- [PROVIDED ENTRIES]:

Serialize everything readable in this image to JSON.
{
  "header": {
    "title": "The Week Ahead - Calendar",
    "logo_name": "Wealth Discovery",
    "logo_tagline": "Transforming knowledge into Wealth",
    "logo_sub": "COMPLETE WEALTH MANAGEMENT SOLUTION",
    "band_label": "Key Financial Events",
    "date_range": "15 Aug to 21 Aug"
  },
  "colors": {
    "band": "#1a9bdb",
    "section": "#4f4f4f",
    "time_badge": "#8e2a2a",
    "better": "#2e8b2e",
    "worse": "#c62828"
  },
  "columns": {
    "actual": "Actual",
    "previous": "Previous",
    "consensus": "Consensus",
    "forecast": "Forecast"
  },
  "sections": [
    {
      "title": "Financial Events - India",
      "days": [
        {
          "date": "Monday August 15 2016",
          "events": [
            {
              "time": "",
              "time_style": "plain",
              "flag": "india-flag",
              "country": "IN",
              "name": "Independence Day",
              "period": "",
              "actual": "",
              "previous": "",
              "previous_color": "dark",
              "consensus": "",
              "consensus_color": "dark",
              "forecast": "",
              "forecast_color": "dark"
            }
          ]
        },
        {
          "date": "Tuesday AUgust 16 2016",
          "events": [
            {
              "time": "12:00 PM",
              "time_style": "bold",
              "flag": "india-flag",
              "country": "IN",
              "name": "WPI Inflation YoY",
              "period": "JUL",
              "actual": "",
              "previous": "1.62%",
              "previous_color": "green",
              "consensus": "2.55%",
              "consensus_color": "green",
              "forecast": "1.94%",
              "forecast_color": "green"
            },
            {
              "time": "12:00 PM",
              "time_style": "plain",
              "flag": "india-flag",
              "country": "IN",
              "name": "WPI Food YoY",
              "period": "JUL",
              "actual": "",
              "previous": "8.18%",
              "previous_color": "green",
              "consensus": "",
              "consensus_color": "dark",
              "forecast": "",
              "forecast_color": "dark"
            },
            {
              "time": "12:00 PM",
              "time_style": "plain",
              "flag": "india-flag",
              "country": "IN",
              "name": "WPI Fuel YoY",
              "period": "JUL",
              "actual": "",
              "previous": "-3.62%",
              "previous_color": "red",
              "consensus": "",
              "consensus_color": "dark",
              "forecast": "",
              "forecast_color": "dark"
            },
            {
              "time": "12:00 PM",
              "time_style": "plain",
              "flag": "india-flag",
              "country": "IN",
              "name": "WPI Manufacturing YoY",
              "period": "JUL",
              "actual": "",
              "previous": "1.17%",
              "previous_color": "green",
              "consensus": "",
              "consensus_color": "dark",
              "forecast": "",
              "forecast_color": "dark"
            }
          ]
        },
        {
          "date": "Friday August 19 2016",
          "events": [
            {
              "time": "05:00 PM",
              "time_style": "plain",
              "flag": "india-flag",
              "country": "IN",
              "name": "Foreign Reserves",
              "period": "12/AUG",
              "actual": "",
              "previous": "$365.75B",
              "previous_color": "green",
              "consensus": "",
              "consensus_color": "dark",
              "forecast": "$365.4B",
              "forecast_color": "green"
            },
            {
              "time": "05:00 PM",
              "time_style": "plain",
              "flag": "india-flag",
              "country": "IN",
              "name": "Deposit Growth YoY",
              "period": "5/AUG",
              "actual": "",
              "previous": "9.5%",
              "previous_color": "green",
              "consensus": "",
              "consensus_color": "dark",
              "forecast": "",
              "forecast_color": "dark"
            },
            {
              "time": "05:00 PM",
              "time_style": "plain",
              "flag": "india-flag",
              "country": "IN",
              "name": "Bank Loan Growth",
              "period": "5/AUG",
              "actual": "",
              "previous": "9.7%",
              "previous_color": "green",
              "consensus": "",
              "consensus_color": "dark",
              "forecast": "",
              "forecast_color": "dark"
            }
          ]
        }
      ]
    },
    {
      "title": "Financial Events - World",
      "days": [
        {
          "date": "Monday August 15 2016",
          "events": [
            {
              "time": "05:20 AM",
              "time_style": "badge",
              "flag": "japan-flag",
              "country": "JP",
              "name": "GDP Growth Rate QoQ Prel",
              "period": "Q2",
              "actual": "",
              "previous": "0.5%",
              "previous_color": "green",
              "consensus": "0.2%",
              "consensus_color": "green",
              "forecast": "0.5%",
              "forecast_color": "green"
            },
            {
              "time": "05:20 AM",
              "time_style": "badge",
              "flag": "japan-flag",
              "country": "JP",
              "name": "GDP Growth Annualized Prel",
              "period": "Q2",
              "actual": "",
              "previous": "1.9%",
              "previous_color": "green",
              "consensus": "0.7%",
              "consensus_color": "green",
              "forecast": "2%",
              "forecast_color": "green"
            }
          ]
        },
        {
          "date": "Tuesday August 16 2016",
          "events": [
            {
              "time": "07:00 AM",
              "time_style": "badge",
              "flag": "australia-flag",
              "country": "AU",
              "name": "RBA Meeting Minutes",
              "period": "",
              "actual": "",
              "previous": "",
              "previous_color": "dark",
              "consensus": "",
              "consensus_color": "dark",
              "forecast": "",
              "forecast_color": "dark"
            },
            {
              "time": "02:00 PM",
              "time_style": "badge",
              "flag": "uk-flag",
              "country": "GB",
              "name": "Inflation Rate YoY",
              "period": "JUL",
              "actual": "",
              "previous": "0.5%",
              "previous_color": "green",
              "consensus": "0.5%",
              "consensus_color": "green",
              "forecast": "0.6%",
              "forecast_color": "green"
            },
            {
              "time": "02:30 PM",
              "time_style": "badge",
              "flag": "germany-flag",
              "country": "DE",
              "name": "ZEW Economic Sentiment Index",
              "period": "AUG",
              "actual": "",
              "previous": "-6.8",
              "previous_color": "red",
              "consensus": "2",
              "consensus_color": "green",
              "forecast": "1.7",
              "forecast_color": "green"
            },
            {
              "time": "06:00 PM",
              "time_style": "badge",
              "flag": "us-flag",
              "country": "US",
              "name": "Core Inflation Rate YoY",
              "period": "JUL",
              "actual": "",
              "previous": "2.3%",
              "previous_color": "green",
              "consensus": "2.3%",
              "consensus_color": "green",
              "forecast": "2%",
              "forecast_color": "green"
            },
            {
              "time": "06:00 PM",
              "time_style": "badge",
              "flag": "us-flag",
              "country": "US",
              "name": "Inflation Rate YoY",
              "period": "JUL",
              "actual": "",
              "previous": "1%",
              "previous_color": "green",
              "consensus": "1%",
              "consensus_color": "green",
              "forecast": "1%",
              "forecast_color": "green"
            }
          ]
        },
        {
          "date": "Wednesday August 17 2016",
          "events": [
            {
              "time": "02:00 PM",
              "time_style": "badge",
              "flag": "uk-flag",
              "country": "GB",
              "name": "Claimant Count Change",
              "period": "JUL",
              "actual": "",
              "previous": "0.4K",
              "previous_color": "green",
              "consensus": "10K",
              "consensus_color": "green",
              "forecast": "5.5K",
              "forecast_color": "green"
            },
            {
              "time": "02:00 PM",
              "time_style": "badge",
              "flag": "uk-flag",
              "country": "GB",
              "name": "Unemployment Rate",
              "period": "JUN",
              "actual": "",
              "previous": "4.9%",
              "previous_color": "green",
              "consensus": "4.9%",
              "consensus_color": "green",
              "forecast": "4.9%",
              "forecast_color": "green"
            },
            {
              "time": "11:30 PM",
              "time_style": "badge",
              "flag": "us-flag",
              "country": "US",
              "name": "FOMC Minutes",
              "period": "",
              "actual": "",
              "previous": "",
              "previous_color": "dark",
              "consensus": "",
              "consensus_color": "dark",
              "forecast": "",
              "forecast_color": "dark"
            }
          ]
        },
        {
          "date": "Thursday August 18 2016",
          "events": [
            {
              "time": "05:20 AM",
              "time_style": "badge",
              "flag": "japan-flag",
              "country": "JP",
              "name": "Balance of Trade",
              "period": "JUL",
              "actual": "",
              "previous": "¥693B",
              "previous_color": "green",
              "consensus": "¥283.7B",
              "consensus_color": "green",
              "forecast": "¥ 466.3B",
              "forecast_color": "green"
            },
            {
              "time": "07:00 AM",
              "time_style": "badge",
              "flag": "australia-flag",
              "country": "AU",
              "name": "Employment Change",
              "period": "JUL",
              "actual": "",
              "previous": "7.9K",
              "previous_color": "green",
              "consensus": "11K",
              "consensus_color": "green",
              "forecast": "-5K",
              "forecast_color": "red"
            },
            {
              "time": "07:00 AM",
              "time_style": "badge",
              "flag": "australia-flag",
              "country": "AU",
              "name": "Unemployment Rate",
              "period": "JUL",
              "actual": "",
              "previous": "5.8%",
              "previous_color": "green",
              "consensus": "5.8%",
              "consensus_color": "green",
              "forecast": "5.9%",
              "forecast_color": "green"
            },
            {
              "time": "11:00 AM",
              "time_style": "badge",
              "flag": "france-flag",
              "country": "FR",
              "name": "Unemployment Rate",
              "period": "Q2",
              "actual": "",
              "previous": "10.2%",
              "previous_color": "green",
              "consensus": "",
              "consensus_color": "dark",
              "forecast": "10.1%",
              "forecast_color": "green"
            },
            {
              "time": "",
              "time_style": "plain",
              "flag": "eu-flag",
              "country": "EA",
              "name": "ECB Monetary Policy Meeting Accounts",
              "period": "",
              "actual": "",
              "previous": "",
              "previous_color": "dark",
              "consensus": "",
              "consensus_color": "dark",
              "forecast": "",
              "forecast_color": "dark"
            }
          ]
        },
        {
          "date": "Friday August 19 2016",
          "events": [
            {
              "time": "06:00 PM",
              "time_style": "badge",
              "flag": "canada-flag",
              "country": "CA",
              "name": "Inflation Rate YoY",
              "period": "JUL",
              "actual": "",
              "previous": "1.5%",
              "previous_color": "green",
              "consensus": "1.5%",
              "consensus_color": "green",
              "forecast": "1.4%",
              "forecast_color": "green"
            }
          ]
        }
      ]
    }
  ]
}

- [YOUR INSTRUCTIONS]:
Show all lines from the listing above in which "Minutes" appears.

- [SOLUTION TO THE PROBLEM]:
              "name": "RBA Meeting Minutes",
              "name": "FOMC Minutes",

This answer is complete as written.